EXERCISE:
Pick out all lines with the word "wird" from the records that follow.

DATASET EXCERPTS:
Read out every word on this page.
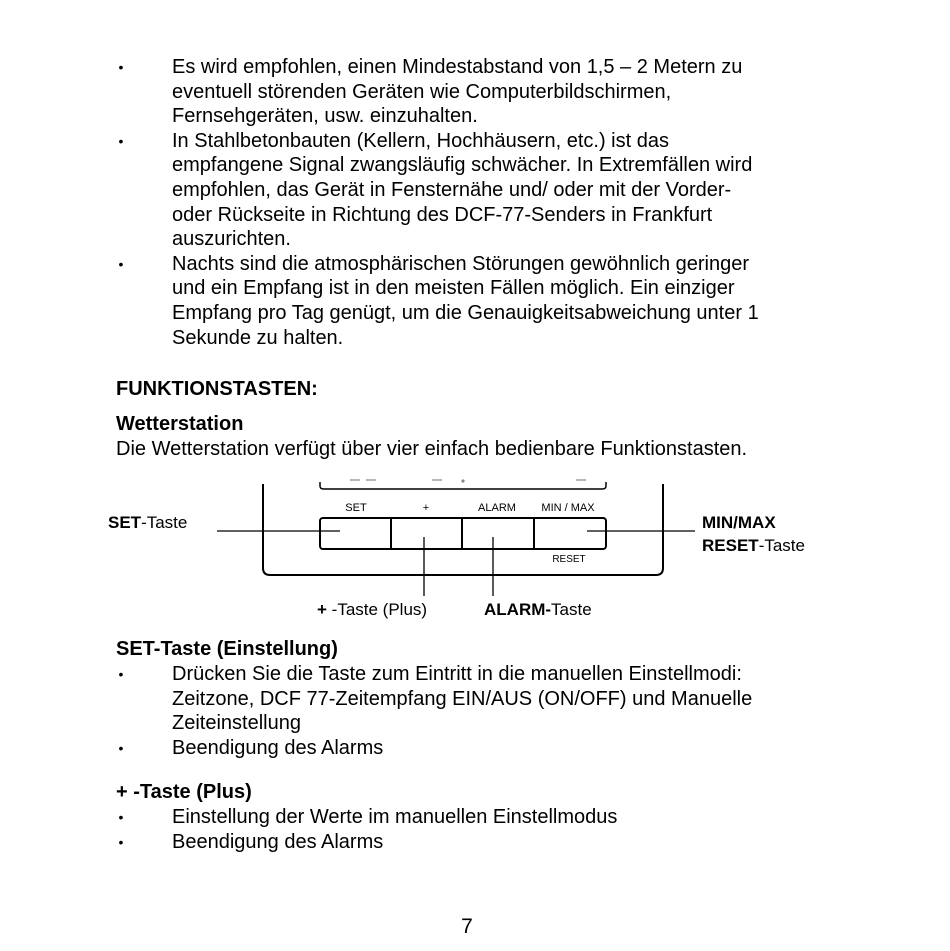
• Es wird empfohlen, einen Mindestabstand von 1,5 – 2 Metern zu
eventuell störenden Geräten wie Computerbildschirmen,
Fernsehgeräten, usw. einzuhalten.
• In Stahlbetonbauten (Kellern, Hochhäusern, etc.) ist das
empfangene Signal zwangsläufig schwächer. In Extremfällen wird
empfohlen, das Gerät in Fensternähe und/ oder mit der Vorder-
oder Rückseite in Richtung des DCF-77-Senders in Frankfurt
auszurichten.
• Nachts sind die atmosphärischen Störungen gewöhnlich geringer
und ein Empfang ist in den meisten Fällen möglich. Ein einziger
Empfang pro Tag genügt, um die Genauigkeitsabweichung unter 1
Sekunde zu halten.
FUNKTIONSTASTEN:
Wetterstation
Die Wetterstation verfügt über vier einfach bedienbare Funktionstasten.
SET	+	ALARM MIN / MAX
RESET
SET-Taste	MIN/MAX
RESET-Taste
+ -Taste (Plus)	ALARM-Taste
SET-Taste (Einstellung)
• Drücken Sie die Taste zum Eintritt in die manuellen Einstellmodi:
Zeitzone, DCF 77-Zeitempfang EIN/AUS (ON/OFF) und Manuelle
Zeiteinstellung
• Beendigung des Alarms
+ -Taste (Plus)
• Einstellung der Werte im manuellen Einstellmodus
• Beendigung des Alarms
7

RESULT OF THIS TASK:
• Es wird empfohlen, einen Mindestabstand von 1,5 – 2 Metern zu
empfangene Signal zwangsläufig schwächer. In Extremfällen wird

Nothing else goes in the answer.